#### THE RECORDS:

----------------

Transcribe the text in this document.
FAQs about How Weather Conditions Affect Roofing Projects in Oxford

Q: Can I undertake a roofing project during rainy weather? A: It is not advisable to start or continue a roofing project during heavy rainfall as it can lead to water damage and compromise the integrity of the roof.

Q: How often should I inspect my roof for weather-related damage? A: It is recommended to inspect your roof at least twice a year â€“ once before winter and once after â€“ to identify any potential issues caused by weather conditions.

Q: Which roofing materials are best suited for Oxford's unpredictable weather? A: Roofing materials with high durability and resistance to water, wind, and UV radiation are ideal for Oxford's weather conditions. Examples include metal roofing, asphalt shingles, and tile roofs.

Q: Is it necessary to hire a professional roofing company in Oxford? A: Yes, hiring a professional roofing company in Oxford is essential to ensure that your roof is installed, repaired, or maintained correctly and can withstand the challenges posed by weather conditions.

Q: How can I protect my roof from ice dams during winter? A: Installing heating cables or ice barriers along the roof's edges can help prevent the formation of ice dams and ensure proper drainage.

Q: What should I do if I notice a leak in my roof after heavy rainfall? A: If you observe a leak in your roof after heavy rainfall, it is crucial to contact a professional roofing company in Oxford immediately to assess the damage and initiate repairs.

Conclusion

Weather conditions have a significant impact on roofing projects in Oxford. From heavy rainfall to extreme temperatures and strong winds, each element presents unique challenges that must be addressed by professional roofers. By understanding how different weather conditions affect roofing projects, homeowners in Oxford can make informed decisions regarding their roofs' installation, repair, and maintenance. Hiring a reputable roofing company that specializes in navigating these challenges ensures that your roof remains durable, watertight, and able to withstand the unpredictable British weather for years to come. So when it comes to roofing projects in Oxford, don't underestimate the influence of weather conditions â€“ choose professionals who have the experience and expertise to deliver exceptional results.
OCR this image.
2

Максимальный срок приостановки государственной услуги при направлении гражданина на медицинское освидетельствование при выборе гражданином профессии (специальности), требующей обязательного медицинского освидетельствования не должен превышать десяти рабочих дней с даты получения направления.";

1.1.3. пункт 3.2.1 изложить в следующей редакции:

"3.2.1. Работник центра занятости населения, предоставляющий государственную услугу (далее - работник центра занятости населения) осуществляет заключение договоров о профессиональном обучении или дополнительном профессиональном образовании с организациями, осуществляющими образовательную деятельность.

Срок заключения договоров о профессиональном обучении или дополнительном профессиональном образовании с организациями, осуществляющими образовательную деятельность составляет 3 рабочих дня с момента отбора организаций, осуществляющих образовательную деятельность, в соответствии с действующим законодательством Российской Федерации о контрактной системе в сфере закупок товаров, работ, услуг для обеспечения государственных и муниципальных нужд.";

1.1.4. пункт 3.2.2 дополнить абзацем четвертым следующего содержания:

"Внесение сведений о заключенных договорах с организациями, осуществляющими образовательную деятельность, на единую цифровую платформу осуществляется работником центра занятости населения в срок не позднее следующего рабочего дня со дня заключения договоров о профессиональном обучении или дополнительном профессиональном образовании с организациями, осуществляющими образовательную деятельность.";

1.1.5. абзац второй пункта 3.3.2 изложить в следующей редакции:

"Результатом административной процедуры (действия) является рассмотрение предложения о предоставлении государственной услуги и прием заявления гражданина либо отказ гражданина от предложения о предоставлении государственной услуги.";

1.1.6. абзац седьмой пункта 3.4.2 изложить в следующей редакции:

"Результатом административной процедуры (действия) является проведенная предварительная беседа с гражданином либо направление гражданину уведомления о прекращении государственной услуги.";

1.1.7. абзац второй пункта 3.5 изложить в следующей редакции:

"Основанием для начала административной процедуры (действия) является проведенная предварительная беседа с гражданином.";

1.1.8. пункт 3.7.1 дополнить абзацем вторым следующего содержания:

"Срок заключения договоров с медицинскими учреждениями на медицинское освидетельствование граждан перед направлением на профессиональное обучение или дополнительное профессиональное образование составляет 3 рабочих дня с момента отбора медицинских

----------------

#### SET TASK:
Reproduce every line of the material above exactly.

#### FULL OUTPUT:
Transcribe the text in this document.
FAQs about How Weather Conditions Affect Roofing Projects in Oxford

Q: Can I undertake a roofing project during rainy weather? A: It is not advisable to start or continue a roofing project during heavy rainfall as it can lead to water damage and compromise the integrity of the roof.

Q: How often should I inspect my roof for weather-related damage? A: It is recommended to inspect your roof at least twice a year â€“ once before winter and once after â€“ to identify any potential issues caused by weather conditions.

Q: Which roofing materials are best suited for Oxford's unpredictable weather? A: Roofing materials with high durability and resistance to water, wind, and UV radiation are ideal for Oxford's weather conditions. Examples include metal roofing, asphalt shingles, and tile roofs.

Q: Is it necessary to hire a professional roofing company in Oxford? A: Yes, hiring a professional roofing company in Oxford is essential to ensure that your roof is installed, repaired, or maintained correctly and can withstand the challenges posed by weather conditions.

Q: How can I protect my roof from ice dams during winter? A: Installing heating cables or ice barriers along the roof's edges can help prevent the formation of ice dams and ensure proper drainage.

Q: What should I do if I notice a leak in my roof after heavy rainfall? A: If you observe a leak in your roof after heavy rainfall, it is crucial to contact a professional roofing company in Oxford immediately to assess the damage and initiate repairs.

Conclusion

Weather conditions have a significant impact on roofing projects in Oxford. From heavy rainfall to extreme temperatures and strong winds, each element presents unique challenges that must be addressed by professional roofers. By understanding how different weather conditions affect roofing projects, homeowners in Oxford can make informed decisions regarding their roofs' installation, repair, and maintenance. Hiring a reputable roofing company that specializes in navigating these challenges ensures that your roof remains durable, watertight, and able to withstand the unpredictable British weather for years to come. So when it comes to roofing projects in Oxford, don't underestimate the influence of weather conditions â€“ choose professionals who have the experience and expertise to deliver exceptional results.
OCR this image.
2

Максимальный срок приостановки государственной услуги при направлении гражданина на медицинское освидетельствование при выборе гражданином профессии (специальности), требующей обязательного медицинского освидетельствования не должен превышать десяти рабочих дней с даты получения направления.";

1.1.3. пункт 3.2.1 изложить в следующей редакции:

"3.2.1. Работник центра занятости населения, предоставляющий государственную услугу (далее - работник центра занятости населения) осуществляет заключение договоров о профессиональном обучении или дополнительном профессиональном образовании с организациями, осуществляющими образовательную деятельность.

Срок заключения договоров о профессиональном обучении или дополнительном профессиональном образовании с организациями, осуществляющими образовательную деятельность составляет 3 рабочих дня с момента отбора организаций, осуществляющих образовательную деятельность, в соответствии с действующим законодательством Российской Федерации о контрактной системе в сфере закупок товаров, работ, услуг для обеспечения государственных и муниципальных нужд.";

1.1.4. пункт 3.2.2 дополнить абзацем четвертым следующего содержания:

"Внесение сведений о заключенных договорах с организациями, осуществляющими образовательную деятельность, на единую цифровую платформу осуществляется работником центра занятости населения в срок не позднее следующего рабочего дня со дня заключения договоров о профессиональном обучении или дополнительном профессиональном образовании с организациями, осуществляющими образовательную деятельность.";

1.1.5. абзац второй пункта 3.3.2 изложить в следующей редакции:

"Результатом административной процедуры (действия) является рассмотрение предложения о предоставлении государственной услуги и прием заявления гражданина либо отказ гражданина от предложения о предоставлении государственной услуги.";

1.1.6. абзац седьмой пункта 3.4.2 изложить в следующей редакции:

"Результатом административной процедуры (действия) является проведенная предварительная беседа с гражданином либо направление гражданину уведомления о прекращении государственной услуги.";

1.1.7. абзац второй пункта 3.5 изложить в следующей редакции:

"Основанием для начала административной процедуры (действия) является проведенная предварительная беседа с гражданином.";

1.1.8. пункт 3.7.1 дополнить абзацем вторым следующего содержания:

"Срок заключения договоров с медицинскими учреждениями на медицинское освидетельствование граждан перед направлением на профессиональное обучение или дополнительное профессиональное образование составляет 3 рабочих дня с момента отбора медицинских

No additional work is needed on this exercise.